__Trecho__
************

RE - 670 - Sessão: 15/02/2016 às 17:00

RELATÓRIO

O PARTIDO DOS TRABALHADORES – PT do Município de Arroio do Meio recorreu de sentença prolatada pelo Juízo da 104ª Zona Eleitoral, o qual desaprovou suas contas referentes à movimentação financeira do exercício de 2014 (fls. 145-150), em razão do recebimento de contribuições e doações realizadas por dois subprefeitos e três coordenadores de departamentos subordinados à prefeitura, prática vedada pelo art. 31, inc. II, da Lei n. 9.096/95. Como consequência da desaprovação, a decisão determinou a suspensão da distribuição ou repasse dos recursos do Fundo Partidário pelo período de um ano e, consoante o art. 14, § 1º, da Resolução n. 23.432/14, determinou a transferência, ao Tesouro Nacional, dos recursos originários de autoridades públicas, os quais totalizam R$ 3.673,64 (três mil seiscentos e setenta e três reais e sessenta e quatro centavos).

Em suas razões recursais, a agremiação aduz a legalidade das contribuições e doações recebidas e explica que os nomes apontados como contribuintes ilegais não exercem cargos de chefia, não sendo autoridades públicas, em razão de alegada subordinação a autoridades superiores, cujos nomes não constam no rol dos contribuintes ou doadores do partido juntado aos autos (fls. 115-122). Igualmente, pugna pelo reconhecimento da boa-fé e da regularidade da contabilidade ofertada, motivo pelo qual pleiteia a aprovação das suas contas. Alternativamente, requer a reforma parcial da sentença para que seja aplicada apenas a penalidade de suspensão do repasse de recursos do Fundo Partidário, excluindo-se a exigência de transferência de valores ao erário, ou, no caso da exclusão de apenas alguns dos contribuintes da vedação, o abatimento dos valores que lhes corresponderem do montante a ser transferido ao Tesouro Nacional (fls. 155-161).

************

__Objetivo 1__
Indique se cada afirmação abaixo concorda com o trecho sobre o recurso do PT de Arroio do Meio e responda sim ou não, citando literalmente as palavras do trecho que decidem a questão. (a) A sentença suspendeu o repasse do Fundo Partidário por dois anos. (b) As contribuições vedadas vieram de dois subprefeitos e três coordenadores de departamentos. (c) O valor a ser transferido ao Tesouro Nacional totaliza R$ 3.673,64.
Os registros não guardam relação alguma com o trecho.

__Dados fornecidos__

************

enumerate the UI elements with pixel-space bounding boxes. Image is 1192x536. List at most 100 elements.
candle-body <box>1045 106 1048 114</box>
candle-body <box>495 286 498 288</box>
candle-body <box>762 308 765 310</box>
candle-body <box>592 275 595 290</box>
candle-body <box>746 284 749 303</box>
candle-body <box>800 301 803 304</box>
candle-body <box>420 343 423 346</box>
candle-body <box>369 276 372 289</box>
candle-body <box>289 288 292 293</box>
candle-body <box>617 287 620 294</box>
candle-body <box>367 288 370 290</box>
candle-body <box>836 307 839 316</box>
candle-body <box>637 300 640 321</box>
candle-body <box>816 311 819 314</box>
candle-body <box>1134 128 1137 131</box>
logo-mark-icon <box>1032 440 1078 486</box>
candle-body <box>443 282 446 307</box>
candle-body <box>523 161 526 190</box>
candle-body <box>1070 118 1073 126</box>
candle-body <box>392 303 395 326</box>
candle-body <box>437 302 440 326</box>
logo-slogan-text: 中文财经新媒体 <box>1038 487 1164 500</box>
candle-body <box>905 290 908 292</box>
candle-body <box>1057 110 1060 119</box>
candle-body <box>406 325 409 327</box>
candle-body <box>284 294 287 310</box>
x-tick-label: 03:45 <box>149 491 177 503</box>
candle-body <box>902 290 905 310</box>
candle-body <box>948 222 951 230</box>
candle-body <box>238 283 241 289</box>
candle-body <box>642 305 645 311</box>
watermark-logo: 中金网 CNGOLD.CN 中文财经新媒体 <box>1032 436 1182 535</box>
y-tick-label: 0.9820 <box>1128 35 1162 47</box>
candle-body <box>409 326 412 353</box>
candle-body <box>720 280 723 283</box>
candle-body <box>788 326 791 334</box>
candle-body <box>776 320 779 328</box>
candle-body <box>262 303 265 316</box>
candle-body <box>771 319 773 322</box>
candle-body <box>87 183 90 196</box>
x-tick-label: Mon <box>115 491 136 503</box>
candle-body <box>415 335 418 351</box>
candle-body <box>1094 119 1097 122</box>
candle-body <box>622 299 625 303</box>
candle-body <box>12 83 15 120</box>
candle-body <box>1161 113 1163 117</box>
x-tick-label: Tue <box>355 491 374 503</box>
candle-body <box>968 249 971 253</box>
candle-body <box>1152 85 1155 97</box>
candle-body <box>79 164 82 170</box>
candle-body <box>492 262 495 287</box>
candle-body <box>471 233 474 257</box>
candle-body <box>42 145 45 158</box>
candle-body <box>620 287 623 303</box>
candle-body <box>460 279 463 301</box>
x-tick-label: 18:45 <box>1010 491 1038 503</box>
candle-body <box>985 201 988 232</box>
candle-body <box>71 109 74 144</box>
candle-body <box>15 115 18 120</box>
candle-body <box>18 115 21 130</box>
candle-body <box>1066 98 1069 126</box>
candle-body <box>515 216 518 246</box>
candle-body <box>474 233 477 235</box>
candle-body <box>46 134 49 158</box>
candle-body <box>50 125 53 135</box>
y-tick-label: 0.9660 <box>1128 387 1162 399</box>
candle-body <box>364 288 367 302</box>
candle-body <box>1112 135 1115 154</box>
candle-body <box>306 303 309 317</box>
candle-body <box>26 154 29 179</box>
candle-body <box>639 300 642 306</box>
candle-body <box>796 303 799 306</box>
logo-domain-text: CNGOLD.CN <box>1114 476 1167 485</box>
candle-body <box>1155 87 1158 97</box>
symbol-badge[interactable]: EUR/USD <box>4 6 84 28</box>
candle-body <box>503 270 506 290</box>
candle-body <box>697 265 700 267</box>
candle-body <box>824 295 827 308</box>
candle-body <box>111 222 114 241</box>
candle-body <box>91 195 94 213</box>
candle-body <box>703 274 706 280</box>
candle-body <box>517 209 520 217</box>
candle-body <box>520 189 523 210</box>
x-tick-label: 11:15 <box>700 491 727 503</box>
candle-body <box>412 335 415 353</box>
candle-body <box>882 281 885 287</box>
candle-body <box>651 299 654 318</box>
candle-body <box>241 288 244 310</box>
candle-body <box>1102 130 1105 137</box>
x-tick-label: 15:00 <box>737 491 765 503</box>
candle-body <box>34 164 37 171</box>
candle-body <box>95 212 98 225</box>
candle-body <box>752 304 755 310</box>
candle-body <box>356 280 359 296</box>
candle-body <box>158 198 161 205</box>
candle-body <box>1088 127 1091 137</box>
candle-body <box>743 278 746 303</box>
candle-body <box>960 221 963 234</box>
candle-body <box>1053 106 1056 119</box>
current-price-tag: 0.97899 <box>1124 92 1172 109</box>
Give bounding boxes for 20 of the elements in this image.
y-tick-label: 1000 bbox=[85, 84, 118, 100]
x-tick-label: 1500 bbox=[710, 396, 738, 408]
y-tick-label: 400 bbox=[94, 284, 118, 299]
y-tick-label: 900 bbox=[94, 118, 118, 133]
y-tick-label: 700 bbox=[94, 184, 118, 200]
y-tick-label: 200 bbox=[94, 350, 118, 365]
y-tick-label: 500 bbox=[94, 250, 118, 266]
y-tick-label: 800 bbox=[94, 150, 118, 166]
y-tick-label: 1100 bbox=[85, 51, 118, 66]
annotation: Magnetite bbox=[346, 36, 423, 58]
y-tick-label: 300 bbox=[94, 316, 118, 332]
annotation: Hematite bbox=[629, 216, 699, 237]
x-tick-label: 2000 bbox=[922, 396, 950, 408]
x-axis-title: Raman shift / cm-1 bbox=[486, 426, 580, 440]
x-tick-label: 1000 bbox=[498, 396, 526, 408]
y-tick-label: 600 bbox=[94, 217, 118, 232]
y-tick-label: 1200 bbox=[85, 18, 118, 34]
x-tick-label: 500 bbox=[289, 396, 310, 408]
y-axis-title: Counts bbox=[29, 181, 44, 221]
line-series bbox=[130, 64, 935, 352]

************

__Objetivo 2__
Nos registros, da primeira linha até a linha com "candle-body <box>443 282 446 307</box>", ambas incluídas, substitua "logo-mark-icon" por "brand-icon". Reproduza somente essas linhas, sem nenhuma outra alteração.

__Solução 1__
(a) Não: "pelo período de um ano".
(b) Sim: "realizadas por dois subprefeitos e três coordenadores de departamentos subordinados à prefeitura".
(c) Sim: "os quais totalizam R$ 3.673,64".

__Solução 2__
enumerate the UI elements with pixel-space bounding boxes. Image is 1192x536. List at most 100 elements.
candle-body <box>1045 106 1048 114</box>
candle-body <box>495 286 498 288</box>
candle-body <box>762 308 765 310</box>
candle-body <box>592 275 595 290</box>
candle-body <box>746 284 749 303</box>
candle-body <box>800 301 803 304</box>
candle-body <box>420 343 423 346</box>
candle-body <box>369 276 372 289</box>
candle-body <box>289 288 292 293</box>
candle-body <box>617 287 620 294</box>
candle-body <box>367 288 370 290</box>
candle-body <box>836 307 839 316</box>
candle-body <box>637 300 640 321</box>
candle-body <box>816 311 819 314</box>
candle-body <box>1134 128 1137 131</box>
brand-icon <box>1032 440 1078 486</box>
candle-body <box>443 282 446 307</box>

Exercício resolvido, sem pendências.